• _What is required_: Using the listing below, work out how many lines contain the word "Mean", and respond with that number alone.

• _Records shown_:
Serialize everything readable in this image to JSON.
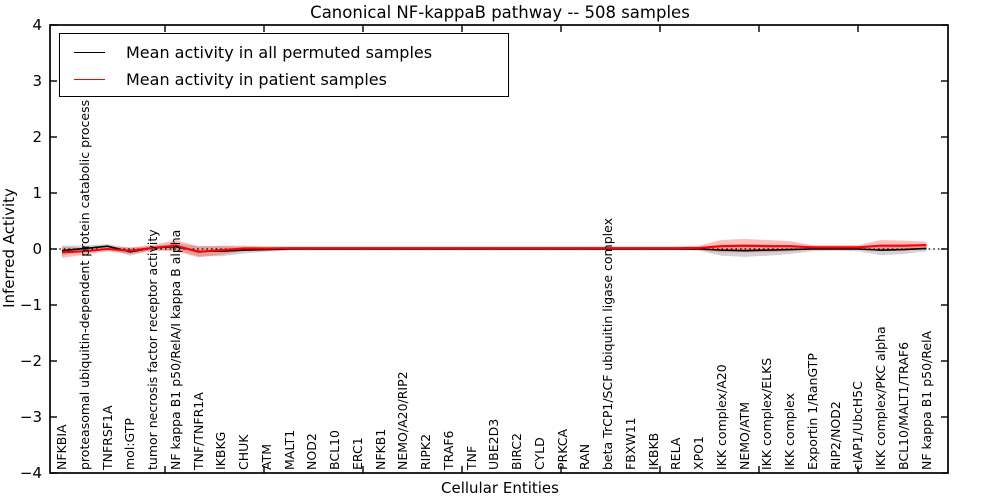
{
  "title": "Canonical NF-kappaB pathway -- 508 samples",
  "legend": {
    "entries": [
      {
        "label": "Mean activity in all permuted samples",
        "color": "#000000"
      },
      {
        "label": "Mean activity in patient samples",
        "color": "#ff0000"
      }
    ]
  },
  "chart_data": {
    "type": "line",
    "title": "Canonical NF-kappaB pathway -- 508 samples",
    "xlabel": "Cellular Entities",
    "ylabel": "Inferred Activity",
    "ylim": [
      -4,
      4
    ],
    "yticks": [
      4,
      3,
      2,
      1,
      0,
      -1,
      -2,
      -3,
      -4
    ],
    "grid": false,
    "zero_line_style": "dotted",
    "legend_position": "upper left",
    "categories": [
      "NFKBIA",
      "proteasomal ubiquitin-dependent protein catabolic process",
      "TNFRSF1A",
      "mol:GTP",
      "tumor necrosis factor receptor activity",
      "NF kappa B1 p50/RelA/I kappa B alpha",
      "TNF/TNFR1A",
      "IKBKG",
      "CHUK",
      "ATM",
      "MALT1",
      "NOD2",
      "BCL10",
      "ERC1",
      "NFKB1",
      "NEMO/A20/RIP2",
      "RIPK2",
      "TRAF6",
      "TNF",
      "UBE2D3",
      "BIRC2",
      "CYLD",
      "PRKCA",
      "RAN",
      "beta TrCP1/SCF ubiquitin ligase complex",
      "FBXW11",
      "IKBKB",
      "RELA",
      "XPO1",
      "IKK complex/A20",
      "NEMO/ATM",
      "IKK complex/ELKS",
      "IKK complex",
      "Exportin 1/RanGTP",
      "RIP2/NOD2",
      "cIAP1/UbcH5C",
      "IKK complex/PKC alpha",
      "BCL10/MALT1/TRAF6",
      "NF kappa B1 p50/RelA"
    ],
    "series": [
      {
        "name": "Mean activity in all permuted samples",
        "color": "#000000",
        "line_width": 1.6,
        "band_color": "rgba(130,130,130,0.35)",
        "values": [
          -0.03,
          0.01,
          0.05,
          -0.05,
          0.02,
          0.04,
          -0.04,
          -0.04,
          -0.02,
          -0.01,
          0,
          0,
          0,
          0,
          0,
          0,
          0,
          0,
          0,
          0,
          0,
          0,
          0,
          0,
          0,
          0,
          0,
          0,
          0,
          -0.02,
          -0.03,
          -0.02,
          -0.01,
          0,
          0,
          0,
          -0.02,
          -0.01,
          0.01
        ],
        "band_halfwidth": [
          0.09,
          0.05,
          0.04,
          0.07,
          0.04,
          0.06,
          0.09,
          0.09,
          0.06,
          0.04,
          0.025,
          0.025,
          0.025,
          0.025,
          0.025,
          0.025,
          0.025,
          0.025,
          0.025,
          0.025,
          0.025,
          0.025,
          0.025,
          0.025,
          0.025,
          0.025,
          0.025,
          0.025,
          0.03,
          0.1,
          0.11,
          0.1,
          0.08,
          0.04,
          0.03,
          0.04,
          0.09,
          0.08,
          0.05
        ]
      },
      {
        "name": "Mean activity in patient samples",
        "color": "#ff0000",
        "line_width": 2.1,
        "band_color": "rgba(255,40,40,0.30)",
        "values": [
          -0.06,
          -0.04,
          0,
          -0.03,
          0.02,
          0.06,
          -0.05,
          -0.02,
          0.01,
          0.01,
          0.015,
          0.015,
          0.015,
          0.015,
          0.015,
          0.015,
          0.015,
          0.015,
          0.015,
          0.015,
          0.015,
          0.015,
          0.015,
          0.015,
          0.015,
          0.015,
          0.015,
          0.015,
          0.02,
          0.05,
          0.06,
          0.05,
          0.05,
          0.03,
          0.03,
          0.03,
          0.06,
          0.06,
          0.07
        ],
        "band_halfwidth": [
          0.1,
          0.06,
          0.04,
          0.06,
          0.05,
          0.1,
          0.1,
          0.08,
          0.05,
          0.04,
          0.03,
          0.03,
          0.03,
          0.03,
          0.03,
          0.03,
          0.03,
          0.03,
          0.03,
          0.03,
          0.03,
          0.03,
          0.03,
          0.03,
          0.03,
          0.03,
          0.03,
          0.03,
          0.04,
          0.11,
          0.12,
          0.11,
          0.09,
          0.04,
          0.04,
          0.04,
          0.1,
          0.09,
          0.06
        ]
      }
    ]
  }
}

• _Output of the exercise_: 4